▸ **PROBLEM TO WORK ON**
Copy every line with the string "heading" in it.

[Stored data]
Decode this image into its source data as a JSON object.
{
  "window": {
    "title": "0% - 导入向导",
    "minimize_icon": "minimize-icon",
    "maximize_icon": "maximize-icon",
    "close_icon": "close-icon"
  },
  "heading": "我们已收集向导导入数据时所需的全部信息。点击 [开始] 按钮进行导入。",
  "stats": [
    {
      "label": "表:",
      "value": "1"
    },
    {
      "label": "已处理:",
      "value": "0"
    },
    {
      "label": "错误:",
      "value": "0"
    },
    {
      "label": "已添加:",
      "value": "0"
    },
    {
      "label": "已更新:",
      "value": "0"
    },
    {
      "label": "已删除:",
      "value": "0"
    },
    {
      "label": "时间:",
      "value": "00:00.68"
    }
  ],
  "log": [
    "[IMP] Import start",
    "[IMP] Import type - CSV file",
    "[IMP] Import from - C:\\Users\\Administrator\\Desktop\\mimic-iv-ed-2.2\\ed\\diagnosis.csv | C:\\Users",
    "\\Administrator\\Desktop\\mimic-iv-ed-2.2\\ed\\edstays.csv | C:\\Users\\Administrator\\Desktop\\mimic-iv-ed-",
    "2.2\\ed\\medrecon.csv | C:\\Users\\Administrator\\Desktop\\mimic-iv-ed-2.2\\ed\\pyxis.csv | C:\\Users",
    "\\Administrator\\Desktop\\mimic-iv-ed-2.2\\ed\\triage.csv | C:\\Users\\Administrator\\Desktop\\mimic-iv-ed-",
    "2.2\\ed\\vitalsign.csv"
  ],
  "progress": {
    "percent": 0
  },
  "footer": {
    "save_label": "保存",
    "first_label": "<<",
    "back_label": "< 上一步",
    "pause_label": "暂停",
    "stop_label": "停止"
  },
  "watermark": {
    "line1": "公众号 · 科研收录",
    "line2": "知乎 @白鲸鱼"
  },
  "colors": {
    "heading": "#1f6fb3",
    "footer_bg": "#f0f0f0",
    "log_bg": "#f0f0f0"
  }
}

▸ **TASK RESULT**
  "heading": "我们已收集向导导入数据时所需的全部信息。点击 [开始] 按钮进行导入。",
    "heading": "#1f6fb3",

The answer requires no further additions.